§ WORK TO DO
Please edit the lines between the one holding "Identify all the" and the one holding "request-group-title: 发送请求 <box>957", inclusive, changing "arrow-left-icon" to "arrow-back-icon" and leaving everything else as it is. Give back only those lines, without the pictures.

§ DATASET EXTRACT
* * * *
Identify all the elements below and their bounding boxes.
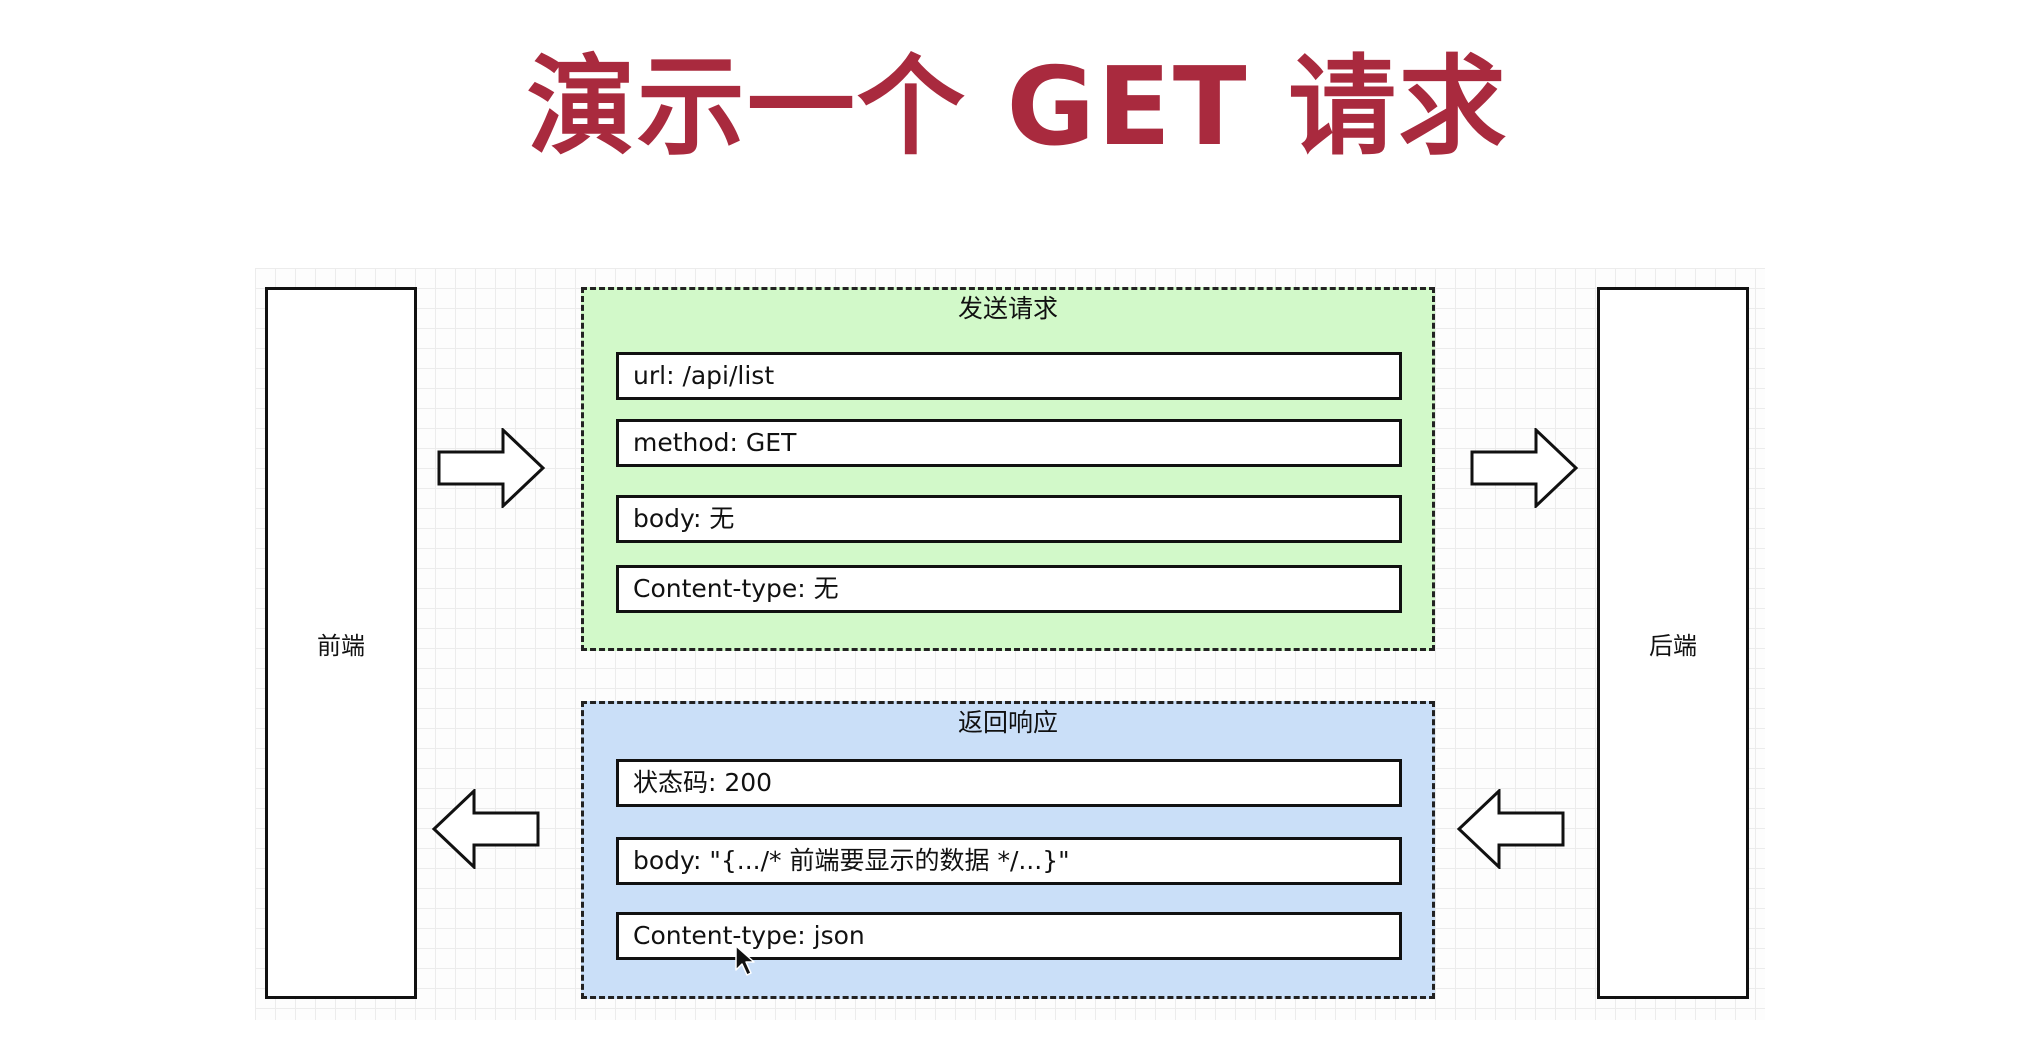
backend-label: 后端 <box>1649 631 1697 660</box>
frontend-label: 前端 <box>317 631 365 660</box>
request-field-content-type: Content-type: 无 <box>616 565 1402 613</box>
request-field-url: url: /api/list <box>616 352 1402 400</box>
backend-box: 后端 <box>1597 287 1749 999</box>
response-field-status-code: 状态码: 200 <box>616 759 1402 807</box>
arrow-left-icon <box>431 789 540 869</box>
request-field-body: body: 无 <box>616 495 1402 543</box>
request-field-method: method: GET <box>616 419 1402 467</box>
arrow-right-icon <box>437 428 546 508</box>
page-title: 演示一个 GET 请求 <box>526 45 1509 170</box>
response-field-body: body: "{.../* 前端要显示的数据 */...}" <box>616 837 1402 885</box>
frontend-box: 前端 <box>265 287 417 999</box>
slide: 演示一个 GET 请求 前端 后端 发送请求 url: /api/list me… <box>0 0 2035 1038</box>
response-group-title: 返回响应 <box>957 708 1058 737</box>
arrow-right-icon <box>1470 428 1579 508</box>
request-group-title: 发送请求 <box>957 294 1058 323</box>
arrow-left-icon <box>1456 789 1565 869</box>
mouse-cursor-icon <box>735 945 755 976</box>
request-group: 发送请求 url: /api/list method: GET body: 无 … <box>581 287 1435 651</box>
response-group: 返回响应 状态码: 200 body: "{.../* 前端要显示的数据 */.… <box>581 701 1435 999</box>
* * * *
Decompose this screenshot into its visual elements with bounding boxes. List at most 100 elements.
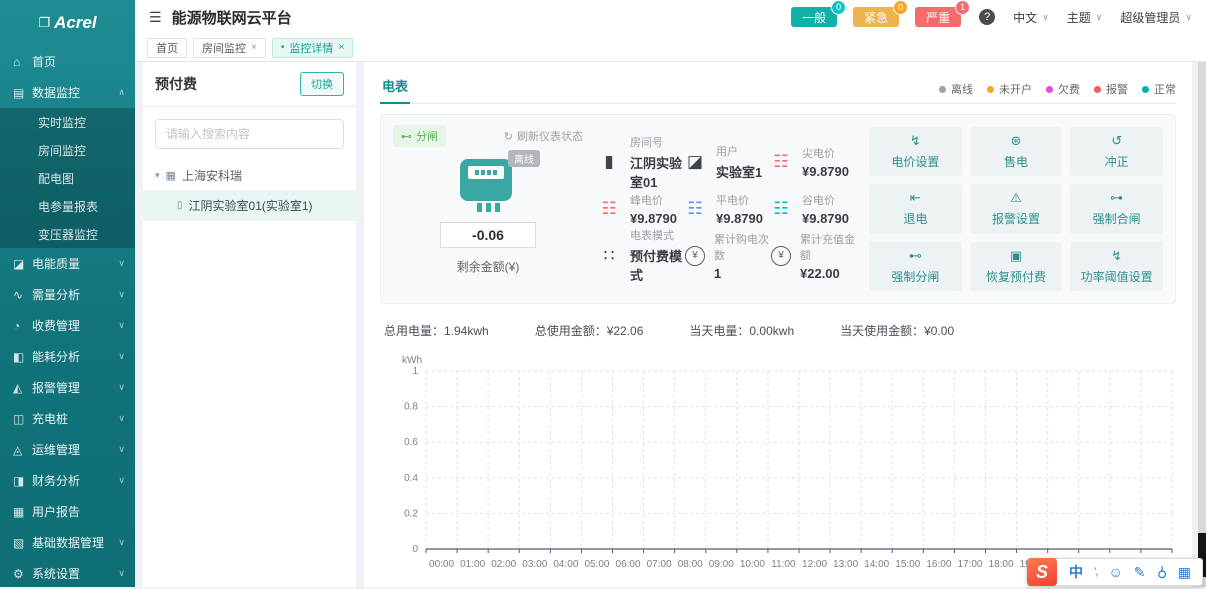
* * * *
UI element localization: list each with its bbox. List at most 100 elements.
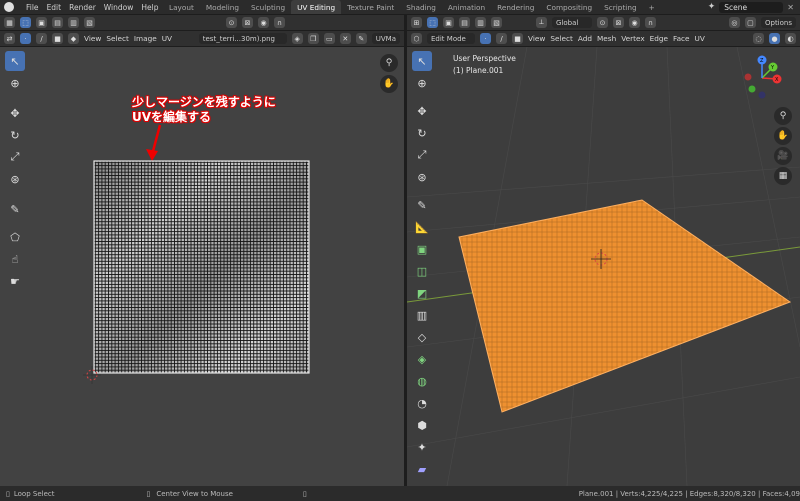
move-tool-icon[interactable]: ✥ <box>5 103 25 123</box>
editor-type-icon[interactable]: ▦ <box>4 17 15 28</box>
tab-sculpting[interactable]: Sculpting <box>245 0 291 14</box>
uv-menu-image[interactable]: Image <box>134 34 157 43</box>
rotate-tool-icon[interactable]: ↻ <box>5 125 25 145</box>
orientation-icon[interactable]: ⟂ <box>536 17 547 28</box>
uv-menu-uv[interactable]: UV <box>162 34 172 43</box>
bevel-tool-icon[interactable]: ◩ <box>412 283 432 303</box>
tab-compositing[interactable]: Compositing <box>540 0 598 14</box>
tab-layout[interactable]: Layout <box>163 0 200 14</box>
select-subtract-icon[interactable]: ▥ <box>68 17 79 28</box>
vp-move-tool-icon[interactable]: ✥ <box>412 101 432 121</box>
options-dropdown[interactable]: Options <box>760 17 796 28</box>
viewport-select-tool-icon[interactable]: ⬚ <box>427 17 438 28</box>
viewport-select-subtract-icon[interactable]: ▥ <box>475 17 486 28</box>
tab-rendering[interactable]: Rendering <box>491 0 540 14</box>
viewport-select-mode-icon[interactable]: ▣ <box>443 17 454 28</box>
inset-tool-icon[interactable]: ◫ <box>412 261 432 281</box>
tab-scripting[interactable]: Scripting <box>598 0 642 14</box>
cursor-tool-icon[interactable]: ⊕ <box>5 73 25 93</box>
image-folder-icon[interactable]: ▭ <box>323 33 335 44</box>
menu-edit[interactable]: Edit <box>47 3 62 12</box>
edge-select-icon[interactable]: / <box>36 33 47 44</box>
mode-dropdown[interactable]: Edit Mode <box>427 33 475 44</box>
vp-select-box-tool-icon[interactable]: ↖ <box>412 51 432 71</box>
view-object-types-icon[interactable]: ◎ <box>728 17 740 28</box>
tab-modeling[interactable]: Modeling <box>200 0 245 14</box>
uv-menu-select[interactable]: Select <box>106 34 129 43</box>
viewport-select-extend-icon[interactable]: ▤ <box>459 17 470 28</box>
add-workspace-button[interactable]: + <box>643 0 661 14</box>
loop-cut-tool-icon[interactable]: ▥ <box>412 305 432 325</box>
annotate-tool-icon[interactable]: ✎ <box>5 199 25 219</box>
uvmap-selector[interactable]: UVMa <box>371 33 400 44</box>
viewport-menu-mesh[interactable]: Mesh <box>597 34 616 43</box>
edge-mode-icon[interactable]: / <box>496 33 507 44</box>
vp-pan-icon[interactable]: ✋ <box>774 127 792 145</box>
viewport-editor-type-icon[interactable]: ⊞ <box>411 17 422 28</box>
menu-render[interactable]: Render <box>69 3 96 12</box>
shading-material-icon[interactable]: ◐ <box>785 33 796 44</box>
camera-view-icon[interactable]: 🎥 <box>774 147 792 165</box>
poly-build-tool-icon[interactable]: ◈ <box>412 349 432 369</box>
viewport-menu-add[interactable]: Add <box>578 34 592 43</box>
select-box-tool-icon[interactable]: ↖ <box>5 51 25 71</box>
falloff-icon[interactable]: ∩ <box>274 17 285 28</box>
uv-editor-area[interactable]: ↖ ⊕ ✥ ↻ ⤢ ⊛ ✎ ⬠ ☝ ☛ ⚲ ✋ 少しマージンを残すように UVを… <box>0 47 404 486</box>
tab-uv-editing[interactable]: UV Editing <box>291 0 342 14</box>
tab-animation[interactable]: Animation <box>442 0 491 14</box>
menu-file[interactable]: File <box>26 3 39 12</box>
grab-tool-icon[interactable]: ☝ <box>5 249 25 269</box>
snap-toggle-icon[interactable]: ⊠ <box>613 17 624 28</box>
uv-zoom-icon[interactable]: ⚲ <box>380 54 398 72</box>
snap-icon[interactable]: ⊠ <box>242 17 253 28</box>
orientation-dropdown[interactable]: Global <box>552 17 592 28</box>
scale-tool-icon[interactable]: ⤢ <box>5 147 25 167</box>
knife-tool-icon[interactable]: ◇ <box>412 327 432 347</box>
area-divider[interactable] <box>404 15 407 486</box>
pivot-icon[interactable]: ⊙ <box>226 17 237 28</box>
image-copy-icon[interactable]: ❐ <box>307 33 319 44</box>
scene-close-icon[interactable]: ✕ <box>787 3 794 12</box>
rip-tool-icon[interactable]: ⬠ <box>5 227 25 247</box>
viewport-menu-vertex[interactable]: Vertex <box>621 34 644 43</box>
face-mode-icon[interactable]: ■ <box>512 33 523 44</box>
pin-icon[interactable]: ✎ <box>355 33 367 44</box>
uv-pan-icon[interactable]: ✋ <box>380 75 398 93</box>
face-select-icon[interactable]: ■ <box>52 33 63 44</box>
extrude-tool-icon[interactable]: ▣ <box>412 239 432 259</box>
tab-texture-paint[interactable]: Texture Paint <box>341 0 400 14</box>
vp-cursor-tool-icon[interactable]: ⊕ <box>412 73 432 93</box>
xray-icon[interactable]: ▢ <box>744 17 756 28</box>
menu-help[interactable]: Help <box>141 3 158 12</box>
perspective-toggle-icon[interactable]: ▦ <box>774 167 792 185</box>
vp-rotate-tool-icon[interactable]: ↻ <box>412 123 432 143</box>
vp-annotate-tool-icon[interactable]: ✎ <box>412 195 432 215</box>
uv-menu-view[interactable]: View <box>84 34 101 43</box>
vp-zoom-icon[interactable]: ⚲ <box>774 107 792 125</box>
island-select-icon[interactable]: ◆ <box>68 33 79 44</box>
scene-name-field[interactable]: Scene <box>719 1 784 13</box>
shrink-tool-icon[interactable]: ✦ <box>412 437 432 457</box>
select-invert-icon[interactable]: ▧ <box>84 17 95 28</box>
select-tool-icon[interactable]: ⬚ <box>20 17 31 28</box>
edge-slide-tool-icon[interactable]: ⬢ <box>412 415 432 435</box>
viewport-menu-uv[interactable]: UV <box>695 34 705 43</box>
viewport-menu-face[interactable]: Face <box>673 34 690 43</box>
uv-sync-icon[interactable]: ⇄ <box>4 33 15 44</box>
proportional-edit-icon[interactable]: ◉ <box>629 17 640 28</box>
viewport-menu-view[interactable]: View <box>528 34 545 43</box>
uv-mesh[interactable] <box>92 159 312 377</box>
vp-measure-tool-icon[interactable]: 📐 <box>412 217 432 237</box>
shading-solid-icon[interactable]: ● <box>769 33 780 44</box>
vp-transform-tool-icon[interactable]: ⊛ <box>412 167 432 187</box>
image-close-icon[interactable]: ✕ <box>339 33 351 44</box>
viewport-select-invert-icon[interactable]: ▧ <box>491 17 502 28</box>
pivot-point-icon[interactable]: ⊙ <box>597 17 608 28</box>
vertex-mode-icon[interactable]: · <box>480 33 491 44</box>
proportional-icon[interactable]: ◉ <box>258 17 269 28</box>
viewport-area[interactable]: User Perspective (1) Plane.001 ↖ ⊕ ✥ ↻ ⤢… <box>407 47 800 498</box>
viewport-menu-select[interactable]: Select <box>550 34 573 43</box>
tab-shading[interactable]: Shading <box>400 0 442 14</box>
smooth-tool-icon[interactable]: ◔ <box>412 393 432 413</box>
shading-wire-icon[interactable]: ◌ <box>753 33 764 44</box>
* * * *
§ RESULT
Identify all the elements below and their bounding boxes.
backend-label: 后端 <box>1649 631 1697 660</box>
frontend-label: 前端 <box>317 631 365 660</box>
request-field-content-type: Content-type: 无 <box>616 565 1402 613</box>
request-field-url: url: /api/list <box>616 352 1402 400</box>
backend-box: 后端 <box>1597 287 1749 999</box>
response-field-status-code: 状态码: 200 <box>616 759 1402 807</box>
arrow-back-icon <box>431 789 540 869</box>
request-field-body: body: 无 <box>616 495 1402 543</box>
request-field-method: method: GET <box>616 419 1402 467</box>
arrow-right-icon <box>437 428 546 508</box>
page-title: 演示一个 GET 请求 <box>526 45 1509 170</box>
response-field-body: body: "{.../* 前端要显示的数据 */...}" <box>616 837 1402 885</box>
frontend-box: 前端 <box>265 287 417 999</box>
slide: 演示一个 GET 请求 前端 后端 发送请求 url: /api/list me… <box>0 0 2035 1038</box>
response-group-title: 返回响应 <box>957 708 1058 737</box>
arrow-right-icon <box>1470 428 1579 508</box>
request-group-title: 发送请求 <box>957 294 1058 323</box>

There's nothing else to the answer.